## RECORDS FOR THIS EXERCISE
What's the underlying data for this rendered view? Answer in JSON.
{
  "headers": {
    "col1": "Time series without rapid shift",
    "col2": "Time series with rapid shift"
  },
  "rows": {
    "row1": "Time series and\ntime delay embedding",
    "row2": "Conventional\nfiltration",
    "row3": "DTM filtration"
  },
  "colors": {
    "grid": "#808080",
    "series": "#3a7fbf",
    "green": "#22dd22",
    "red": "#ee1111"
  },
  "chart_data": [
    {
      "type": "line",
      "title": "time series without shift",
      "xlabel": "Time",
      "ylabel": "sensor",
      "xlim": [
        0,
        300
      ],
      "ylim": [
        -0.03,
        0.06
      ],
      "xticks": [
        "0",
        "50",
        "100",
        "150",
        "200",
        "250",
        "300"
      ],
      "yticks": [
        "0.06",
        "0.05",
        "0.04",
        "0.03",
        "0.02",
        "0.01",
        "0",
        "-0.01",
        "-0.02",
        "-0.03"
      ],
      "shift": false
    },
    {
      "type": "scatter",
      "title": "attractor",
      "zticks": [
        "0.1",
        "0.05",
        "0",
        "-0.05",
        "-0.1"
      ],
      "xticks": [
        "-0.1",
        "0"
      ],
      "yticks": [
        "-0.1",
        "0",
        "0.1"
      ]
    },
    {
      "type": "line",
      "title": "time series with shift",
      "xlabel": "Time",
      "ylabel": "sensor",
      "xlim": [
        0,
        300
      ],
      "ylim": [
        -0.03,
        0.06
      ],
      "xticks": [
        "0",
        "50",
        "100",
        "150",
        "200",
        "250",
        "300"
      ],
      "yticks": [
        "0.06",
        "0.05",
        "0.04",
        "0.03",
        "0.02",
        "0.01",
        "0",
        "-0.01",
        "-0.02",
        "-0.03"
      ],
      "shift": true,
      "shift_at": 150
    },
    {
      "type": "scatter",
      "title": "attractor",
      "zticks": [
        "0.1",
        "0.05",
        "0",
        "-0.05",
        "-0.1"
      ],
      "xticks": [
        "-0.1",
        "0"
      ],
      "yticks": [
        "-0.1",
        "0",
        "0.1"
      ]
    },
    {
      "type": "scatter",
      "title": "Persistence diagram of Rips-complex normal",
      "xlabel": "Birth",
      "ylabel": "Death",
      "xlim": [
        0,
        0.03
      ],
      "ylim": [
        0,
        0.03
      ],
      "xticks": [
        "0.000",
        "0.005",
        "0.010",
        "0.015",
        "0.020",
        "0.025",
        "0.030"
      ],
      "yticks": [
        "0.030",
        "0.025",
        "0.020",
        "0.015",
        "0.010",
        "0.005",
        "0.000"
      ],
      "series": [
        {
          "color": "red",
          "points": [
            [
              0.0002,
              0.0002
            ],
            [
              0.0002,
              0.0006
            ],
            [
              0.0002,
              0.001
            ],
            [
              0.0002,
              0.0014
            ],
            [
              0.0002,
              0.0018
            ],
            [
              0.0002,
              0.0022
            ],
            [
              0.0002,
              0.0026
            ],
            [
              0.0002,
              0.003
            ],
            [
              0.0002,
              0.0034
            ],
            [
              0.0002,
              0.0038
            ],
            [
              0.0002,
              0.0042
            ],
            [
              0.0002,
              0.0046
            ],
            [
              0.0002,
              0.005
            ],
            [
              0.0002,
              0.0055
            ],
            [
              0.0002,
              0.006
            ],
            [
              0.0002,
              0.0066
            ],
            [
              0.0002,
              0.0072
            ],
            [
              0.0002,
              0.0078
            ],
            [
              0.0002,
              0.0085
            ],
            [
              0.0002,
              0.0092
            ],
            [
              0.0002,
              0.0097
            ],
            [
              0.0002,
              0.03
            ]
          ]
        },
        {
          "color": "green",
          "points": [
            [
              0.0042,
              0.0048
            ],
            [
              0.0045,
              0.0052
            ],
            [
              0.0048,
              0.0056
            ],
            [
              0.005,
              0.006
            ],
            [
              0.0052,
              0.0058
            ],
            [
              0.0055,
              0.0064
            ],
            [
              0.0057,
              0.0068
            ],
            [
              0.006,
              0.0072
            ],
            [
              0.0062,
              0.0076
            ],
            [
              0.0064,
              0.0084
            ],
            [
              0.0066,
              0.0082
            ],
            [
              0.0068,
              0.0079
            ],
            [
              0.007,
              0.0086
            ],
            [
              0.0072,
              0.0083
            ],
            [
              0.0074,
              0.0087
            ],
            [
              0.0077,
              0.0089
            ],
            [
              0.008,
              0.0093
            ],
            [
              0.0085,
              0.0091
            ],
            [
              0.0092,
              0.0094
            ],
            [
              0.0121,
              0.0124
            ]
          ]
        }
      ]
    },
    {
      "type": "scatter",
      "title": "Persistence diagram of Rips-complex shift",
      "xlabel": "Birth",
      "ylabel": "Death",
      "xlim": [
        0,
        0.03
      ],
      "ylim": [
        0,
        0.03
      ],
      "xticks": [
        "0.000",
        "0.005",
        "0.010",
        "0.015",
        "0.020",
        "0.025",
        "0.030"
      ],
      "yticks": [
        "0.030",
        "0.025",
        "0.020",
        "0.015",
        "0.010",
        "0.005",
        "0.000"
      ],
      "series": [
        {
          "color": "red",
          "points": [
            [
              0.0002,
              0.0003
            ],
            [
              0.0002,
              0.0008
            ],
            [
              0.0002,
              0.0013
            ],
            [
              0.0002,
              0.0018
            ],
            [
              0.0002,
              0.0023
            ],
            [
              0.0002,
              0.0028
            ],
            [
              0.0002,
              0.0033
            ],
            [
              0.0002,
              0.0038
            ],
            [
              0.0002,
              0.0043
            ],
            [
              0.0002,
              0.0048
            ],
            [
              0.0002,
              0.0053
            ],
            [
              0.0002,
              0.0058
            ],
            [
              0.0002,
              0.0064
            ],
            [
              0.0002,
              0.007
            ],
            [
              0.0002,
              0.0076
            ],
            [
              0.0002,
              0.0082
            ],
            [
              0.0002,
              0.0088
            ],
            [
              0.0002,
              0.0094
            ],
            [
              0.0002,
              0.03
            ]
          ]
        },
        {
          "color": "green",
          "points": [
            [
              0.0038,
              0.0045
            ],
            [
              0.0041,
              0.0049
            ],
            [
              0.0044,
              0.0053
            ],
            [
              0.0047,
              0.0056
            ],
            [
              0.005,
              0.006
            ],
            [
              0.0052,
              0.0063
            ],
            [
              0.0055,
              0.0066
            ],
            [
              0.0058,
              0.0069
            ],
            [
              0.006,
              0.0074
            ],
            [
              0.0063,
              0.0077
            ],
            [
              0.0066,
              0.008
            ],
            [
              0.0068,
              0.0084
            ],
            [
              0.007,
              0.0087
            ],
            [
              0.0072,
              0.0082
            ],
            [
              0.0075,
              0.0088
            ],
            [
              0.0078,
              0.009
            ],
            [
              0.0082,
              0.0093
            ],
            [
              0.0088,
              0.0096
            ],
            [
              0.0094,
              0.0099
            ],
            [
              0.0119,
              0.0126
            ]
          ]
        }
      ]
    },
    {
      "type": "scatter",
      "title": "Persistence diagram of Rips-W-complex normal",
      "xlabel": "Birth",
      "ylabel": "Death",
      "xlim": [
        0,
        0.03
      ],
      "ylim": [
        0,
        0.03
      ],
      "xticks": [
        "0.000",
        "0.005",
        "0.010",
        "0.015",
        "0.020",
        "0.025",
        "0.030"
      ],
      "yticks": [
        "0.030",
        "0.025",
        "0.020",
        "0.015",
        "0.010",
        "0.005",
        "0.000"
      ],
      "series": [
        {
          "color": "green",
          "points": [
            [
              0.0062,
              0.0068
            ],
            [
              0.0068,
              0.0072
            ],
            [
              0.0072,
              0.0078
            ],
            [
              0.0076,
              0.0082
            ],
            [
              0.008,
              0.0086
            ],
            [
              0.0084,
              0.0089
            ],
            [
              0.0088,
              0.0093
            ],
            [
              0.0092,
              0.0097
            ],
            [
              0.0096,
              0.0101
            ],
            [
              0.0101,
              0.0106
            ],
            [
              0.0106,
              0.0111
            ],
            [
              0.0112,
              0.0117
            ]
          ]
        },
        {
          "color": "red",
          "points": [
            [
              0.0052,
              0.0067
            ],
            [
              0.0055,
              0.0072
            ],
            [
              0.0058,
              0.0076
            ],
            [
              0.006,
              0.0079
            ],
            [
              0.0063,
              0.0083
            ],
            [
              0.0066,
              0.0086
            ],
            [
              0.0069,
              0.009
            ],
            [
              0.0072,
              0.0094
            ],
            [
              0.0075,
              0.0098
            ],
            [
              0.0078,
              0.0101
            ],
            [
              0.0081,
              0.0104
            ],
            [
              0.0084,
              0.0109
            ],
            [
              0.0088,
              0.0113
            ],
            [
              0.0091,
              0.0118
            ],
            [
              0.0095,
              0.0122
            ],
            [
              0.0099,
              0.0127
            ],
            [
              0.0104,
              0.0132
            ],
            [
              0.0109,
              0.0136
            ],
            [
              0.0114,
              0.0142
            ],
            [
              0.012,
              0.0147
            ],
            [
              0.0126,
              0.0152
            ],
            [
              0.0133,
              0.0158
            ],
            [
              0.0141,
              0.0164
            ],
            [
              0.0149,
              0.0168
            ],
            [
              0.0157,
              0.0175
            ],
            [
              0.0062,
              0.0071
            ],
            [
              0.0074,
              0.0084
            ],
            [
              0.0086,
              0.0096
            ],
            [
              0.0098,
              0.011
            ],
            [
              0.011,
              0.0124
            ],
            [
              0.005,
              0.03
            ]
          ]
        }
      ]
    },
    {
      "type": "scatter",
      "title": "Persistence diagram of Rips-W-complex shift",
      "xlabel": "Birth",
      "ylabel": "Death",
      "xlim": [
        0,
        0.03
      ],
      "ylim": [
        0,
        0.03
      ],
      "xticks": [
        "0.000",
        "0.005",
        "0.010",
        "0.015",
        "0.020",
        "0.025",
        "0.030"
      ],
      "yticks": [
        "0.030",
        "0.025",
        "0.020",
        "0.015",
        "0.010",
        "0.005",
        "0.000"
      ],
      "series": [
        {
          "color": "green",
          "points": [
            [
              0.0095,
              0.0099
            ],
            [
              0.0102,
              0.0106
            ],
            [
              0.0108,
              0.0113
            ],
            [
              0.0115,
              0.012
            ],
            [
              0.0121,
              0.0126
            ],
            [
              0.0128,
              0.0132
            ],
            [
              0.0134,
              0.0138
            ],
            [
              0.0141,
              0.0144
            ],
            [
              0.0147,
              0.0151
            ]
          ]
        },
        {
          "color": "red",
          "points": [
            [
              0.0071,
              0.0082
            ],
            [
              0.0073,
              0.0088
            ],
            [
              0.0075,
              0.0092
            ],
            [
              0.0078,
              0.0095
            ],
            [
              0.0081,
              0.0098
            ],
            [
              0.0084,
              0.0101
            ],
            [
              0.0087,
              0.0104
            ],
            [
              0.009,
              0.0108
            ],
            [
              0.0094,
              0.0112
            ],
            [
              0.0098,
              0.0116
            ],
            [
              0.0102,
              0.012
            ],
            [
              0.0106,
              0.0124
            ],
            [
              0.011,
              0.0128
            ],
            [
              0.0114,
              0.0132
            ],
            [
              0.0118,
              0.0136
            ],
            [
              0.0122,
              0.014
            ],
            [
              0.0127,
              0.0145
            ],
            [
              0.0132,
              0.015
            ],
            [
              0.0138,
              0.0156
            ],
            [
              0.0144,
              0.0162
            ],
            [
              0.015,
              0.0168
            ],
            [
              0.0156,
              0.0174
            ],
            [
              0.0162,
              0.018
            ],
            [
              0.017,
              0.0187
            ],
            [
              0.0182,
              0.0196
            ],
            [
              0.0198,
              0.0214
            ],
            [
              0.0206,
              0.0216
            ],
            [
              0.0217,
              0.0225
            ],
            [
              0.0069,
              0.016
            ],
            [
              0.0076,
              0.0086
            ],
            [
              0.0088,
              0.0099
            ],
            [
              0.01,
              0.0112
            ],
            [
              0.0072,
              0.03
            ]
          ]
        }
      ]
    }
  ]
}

## SET EXERCISE
Pick out each line containing the string "without" and copy it.

## OUTPUT FOR THIS TASK
    "col1": "Time series without rapid shift",
      "title": "time series without shift",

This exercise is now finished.